> **TO DO**: Give a verbatim quotation of every record.

-- start of INPUT MATERIAL --

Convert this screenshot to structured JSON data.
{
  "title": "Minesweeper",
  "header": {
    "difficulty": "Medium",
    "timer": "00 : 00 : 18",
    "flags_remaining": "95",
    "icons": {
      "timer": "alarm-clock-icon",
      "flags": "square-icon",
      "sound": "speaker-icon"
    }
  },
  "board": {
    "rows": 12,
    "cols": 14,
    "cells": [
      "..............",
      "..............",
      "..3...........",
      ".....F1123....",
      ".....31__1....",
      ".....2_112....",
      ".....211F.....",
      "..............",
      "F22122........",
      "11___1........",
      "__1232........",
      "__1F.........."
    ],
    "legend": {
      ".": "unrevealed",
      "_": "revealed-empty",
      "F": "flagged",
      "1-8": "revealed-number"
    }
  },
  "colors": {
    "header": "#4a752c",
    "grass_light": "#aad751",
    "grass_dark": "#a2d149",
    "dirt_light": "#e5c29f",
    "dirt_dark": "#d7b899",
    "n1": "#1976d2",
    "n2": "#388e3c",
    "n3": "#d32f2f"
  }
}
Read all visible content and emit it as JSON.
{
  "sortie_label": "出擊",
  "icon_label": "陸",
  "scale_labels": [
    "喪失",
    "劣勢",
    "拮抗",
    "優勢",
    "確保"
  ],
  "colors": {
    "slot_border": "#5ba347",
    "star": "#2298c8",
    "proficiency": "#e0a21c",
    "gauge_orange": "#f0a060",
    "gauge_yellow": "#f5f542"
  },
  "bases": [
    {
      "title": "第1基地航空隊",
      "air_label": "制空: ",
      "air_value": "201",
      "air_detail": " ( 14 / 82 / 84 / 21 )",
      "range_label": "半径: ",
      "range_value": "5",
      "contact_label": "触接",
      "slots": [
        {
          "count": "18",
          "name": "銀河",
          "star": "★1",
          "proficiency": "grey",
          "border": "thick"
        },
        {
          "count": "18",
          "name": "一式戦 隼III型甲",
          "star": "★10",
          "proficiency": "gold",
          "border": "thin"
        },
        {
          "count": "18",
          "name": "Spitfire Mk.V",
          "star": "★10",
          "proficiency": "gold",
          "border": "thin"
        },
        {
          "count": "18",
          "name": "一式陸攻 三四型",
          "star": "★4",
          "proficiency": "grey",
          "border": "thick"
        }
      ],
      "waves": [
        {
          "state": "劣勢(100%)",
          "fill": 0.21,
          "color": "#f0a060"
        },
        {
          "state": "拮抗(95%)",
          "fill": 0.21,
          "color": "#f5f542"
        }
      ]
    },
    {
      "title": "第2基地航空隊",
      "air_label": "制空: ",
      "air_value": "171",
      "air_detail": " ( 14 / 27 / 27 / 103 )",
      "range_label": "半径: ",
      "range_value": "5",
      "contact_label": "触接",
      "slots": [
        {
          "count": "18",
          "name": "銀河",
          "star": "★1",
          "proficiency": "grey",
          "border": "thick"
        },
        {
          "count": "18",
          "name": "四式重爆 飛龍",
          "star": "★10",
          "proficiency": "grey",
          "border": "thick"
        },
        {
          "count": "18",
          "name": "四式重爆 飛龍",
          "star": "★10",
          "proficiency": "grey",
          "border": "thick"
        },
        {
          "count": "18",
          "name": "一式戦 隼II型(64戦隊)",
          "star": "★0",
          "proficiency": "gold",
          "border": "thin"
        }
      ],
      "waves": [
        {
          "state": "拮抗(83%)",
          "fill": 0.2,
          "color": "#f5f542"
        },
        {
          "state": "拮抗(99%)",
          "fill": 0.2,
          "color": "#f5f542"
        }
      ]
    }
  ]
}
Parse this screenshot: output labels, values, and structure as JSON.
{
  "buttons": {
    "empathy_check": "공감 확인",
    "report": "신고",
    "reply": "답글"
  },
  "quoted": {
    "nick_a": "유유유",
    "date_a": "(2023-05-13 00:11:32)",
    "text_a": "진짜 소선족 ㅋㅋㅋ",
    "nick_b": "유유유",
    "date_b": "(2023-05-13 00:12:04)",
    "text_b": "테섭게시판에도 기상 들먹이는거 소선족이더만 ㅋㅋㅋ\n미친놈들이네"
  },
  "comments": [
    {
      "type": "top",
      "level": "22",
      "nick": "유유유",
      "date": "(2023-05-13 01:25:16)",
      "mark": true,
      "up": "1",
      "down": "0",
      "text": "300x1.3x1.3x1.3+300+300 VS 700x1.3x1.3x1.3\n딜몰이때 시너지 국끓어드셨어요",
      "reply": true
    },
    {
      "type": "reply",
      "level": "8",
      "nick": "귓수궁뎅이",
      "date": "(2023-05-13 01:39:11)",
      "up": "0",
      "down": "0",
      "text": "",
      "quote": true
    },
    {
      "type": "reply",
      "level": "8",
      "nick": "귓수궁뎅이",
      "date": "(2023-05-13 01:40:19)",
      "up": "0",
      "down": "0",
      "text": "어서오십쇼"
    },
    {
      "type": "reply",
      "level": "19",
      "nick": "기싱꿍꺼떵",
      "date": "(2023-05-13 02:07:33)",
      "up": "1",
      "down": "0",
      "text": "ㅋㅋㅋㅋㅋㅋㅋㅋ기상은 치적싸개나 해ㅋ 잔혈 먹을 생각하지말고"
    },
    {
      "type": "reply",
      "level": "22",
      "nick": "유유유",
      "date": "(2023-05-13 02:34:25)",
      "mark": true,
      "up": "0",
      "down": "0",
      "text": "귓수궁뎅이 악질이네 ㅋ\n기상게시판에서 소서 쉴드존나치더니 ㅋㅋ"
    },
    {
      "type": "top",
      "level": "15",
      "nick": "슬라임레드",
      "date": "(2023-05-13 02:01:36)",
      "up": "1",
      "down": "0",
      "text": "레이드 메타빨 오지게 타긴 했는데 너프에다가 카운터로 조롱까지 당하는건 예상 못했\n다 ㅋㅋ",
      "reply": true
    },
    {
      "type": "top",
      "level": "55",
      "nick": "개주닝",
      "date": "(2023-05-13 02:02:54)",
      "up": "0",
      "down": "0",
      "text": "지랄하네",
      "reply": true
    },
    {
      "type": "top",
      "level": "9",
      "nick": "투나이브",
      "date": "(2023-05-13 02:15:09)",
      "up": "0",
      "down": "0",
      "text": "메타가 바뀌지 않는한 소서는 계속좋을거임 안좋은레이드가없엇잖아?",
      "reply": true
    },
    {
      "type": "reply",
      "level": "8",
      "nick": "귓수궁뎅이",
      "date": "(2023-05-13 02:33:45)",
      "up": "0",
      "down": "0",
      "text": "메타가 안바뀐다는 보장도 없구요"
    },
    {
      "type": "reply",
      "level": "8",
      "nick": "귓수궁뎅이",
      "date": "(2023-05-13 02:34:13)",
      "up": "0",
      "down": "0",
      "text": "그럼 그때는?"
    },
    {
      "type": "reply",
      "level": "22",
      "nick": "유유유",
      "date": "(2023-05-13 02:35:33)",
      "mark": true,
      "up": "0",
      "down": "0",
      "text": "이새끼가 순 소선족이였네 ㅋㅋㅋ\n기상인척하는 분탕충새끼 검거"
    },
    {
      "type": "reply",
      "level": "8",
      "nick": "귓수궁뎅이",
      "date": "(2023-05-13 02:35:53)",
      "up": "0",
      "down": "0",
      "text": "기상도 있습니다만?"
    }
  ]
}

-- end of INPUT MATERIAL --

> **COMPLETED EXERCISE**:
Convert this screenshot to structured JSON data.
{
  "title": "Minesweeper",
  "header": {
    "difficulty": "Medium",
    "timer": "00 : 00 : 18",
    "flags_remaining": "95",
    "icons": {
      "timer": "alarm-clock-icon",
      "flags": "square-icon",
      "sound": "speaker-icon"
    }
  },
  "board": {
    "rows": 12,
    "cols": 14,
    "cells": [
      "..............",
      "..............",
      "..3...........",
      ".....F1123....",
      ".....31__1....",
      ".....2_112....",
      ".....211F.....",
      "..............",
      "F22122........",
      "11___1........",
      "__1232........",
      "__1F.........."
    ],
    "legend": {
      ".": "unrevealed",
      "_": "revealed-empty",
      "F": "flagged",
      "1-8": "revealed-number"
    }
  },
  "colors": {
    "header": "#4a752c",
    "grass_light": "#aad751",
    "grass_dark": "#a2d149",
    "dirt_light": "#e5c29f",
    "dirt_dark": "#d7b899",
    "n1": "#1976d2",
    "n2": "#388e3c",
    "n3": "#d32f2f"
  }
}
Read all visible content and emit it as JSON.
{
  "sortie_label": "出擊",
  "icon_label": "陸",
  "scale_labels": [
    "喪失",
    "劣勢",
    "拮抗",
    "優勢",
    "確保"
  ],
  "colors": {
    "slot_border": "#5ba347",
    "star": "#2298c8",
    "proficiency": "#e0a21c",
    "gauge_orange": "#f0a060",
    "gauge_yellow": "#f5f542"
  },
  "bases": [
    {
      "title": "第1基地航空隊",
      "air_label": "制空: ",
      "air_value": "201",
      "air_detail": " ( 14 / 82 / 84 / 21 )",
      "range_label": "半径: ",
      "range_value": "5",
      "contact_label": "触接",
      "slots": [
        {
          "count": "18",
          "name": "銀河",
          "star": "★1",
          "proficiency": "grey",
          "border": "thick"
        },
        {
          "count": "18",
          "name": "一式戦 隼III型甲",
          "star": "★10",
          "proficiency": "gold",
          "border": "thin"
        },
        {
          "count": "18",
          "name": "Spitfire Mk.V",
          "star": "★10",
          "proficiency": "gold",
          "border": "thin"
        },
        {
          "count": "18",
          "name": "一式陸攻 三四型",
          "star": "★4",
          "proficiency": "grey",
          "border": "thick"
        }
      ],
      "waves": [
        {
          "state": "劣勢(100%)",
          "fill": 0.21,
          "color": "#f0a060"
        },
        {
          "state": "拮抗(95%)",
          "fill": 0.21,
          "color": "#f5f542"
        }
      ]
    },
    {
      "title": "第2基地航空隊",
      "air_label": "制空: ",
      "air_value": "171",
      "air_detail": " ( 14 / 27 / 27 / 103 )",
      "range_label": "半径: ",
      "range_value": "5",
      "contact_label": "触接",
      "slots": [
        {
          "count": "18",
          "name": "銀河",
          "star": "★1",
          "proficiency": "grey",
          "border": "thick"
        },
        {
          "count": "18",
          "name": "四式重爆 飛龍",
          "star": "★10",
          "proficiency": "grey",
          "border": "thick"
        },
        {
          "count": "18",
          "name": "四式重爆 飛龍",
          "star": "★10",
          "proficiency": "grey",
          "border": "thick"
        },
        {
          "count": "18",
          "name": "一式戦 隼II型(64戦隊)",
          "star": "★0",
          "proficiency": "gold",
          "border": "thin"
        }
      ],
      "waves": [
        {
          "state": "拮抗(83%)",
          "fill": 0.2,
          "color": "#f5f542"
        },
        {
          "state": "拮抗(99%)",
          "fill": 0.2,
          "color": "#f5f542"
        }
      ]
    }
  ]
}
Parse this screenshot: output labels, values, and structure as JSON.
{
  "buttons": {
    "empathy_check": "공감 확인",
    "report": "신고",
    "reply": "답글"
  },
  "quoted": {
    "nick_a": "유유유",
    "date_a": "(2023-05-13 00:11:32)",
    "text_a": "진짜 소선족 ㅋㅋㅋ",
    "nick_b": "유유유",
    "date_b": "(2023-05-13 00:12:04)",
    "text_b": "테섭게시판에도 기상 들먹이는거 소선족이더만 ㅋㅋㅋ\n미친놈들이네"
  },
  "comments": [
    {
      "type": "top",
      "level": "22",
      "nick": "유유유",
      "date": "(2023-05-13 01:25:16)",
      "mark": true,
      "up": "1",
      "down": "0",
      "text": "300x1.3x1.3x1.3+300+300 VS 700x1.3x1.3x1.3\n딜몰이때 시너지 국끓어드셨어요",
      "reply": true
    },
    {
      "type": "reply",
      "level": "8",
      "nick": "귓수궁뎅이",
      "date": "(2023-05-13 01:39:11)",
      "up": "0",
      "down": "0",
      "text": "",
      "quote": true
    },
    {
      "type": "reply",
      "level": "8",
      "nick": "귓수궁뎅이",
      "date": "(2023-05-13 01:40:19)",
      "up": "0",
      "down": "0",
      "text": "어서오십쇼"
    },
    {
      "type": "reply",
      "level": "19",
      "nick": "기싱꿍꺼떵",
      "date": "(2023-05-13 02:07:33)",
      "up": "1",
      "down": "0",
      "text": "ㅋㅋㅋㅋㅋㅋㅋㅋ기상은 치적싸개나 해ㅋ 잔혈 먹을 생각하지말고"
    },
    {
      "type": "reply",
      "level": "22",
      "nick": "유유유",
      "date": "(2023-05-13 02:34:25)",
      "mark": true,
      "up": "0",
      "down": "0",
      "text": "귓수궁뎅이 악질이네 ㅋ\n기상게시판에서 소서 쉴드존나치더니 ㅋㅋ"
    },
    {
      "type": "top",
      "level": "15",
      "nick": "슬라임레드",
      "date": "(2023-05-13 02:01:36)",
      "up": "1",
      "down": "0",
      "text": "레이드 메타빨 오지게 타긴 했는데 너프에다가 카운터로 조롱까지 당하는건 예상 못했\n다 ㅋㅋ",
      "reply": true
    },
    {
      "type": "top",
      "level": "55",
      "nick": "개주닝",
      "date": "(2023-05-13 02:02:54)",
      "up": "0",
      "down": "0",
      "text": "지랄하네",
      "reply": true
    },
    {
      "type": "top",
      "level": "9",
      "nick": "투나이브",
      "date": "(2023-05-13 02:15:09)",
      "up": "0",
      "down": "0",
      "text": "메타가 바뀌지 않는한 소서는 계속좋을거임 안좋은레이드가없엇잖아?",
      "reply": true
    },
    {
      "type": "reply",
      "level": "8",
      "nick": "귓수궁뎅이",
      "date": "(2023-05-13 02:33:45)",
      "up": "0",
      "down": "0",
      "text": "메타가 안바뀐다는 보장도 없구요"
    },
    {
      "type": "reply",
      "level": "8",
      "nick": "귓수궁뎅이",
      "date": "(2023-05-13 02:34:13)",
      "up": "0",
      "down": "0",
      "text": "그럼 그때는?"
    },
    {
      "type": "reply",
      "level": "22",
      "nick": "유유유",
      "date": "(2023-05-13 02:35:33)",
      "mark": true,
      "up": "0",
      "down": "0",
      "text": "이새끼가 순 소선족이였네 ㅋㅋㅋ\n기상인척하는 분탕충새끼 검거"
    },
    {
      "type": "reply",
      "level": "8",
      "nick": "귓수궁뎅이",
      "date": "(2023-05-13 02:35:53)",
      "up": "0",
      "down": "0",
      "text": "기상도 있습니다만?"
    }
  ]
}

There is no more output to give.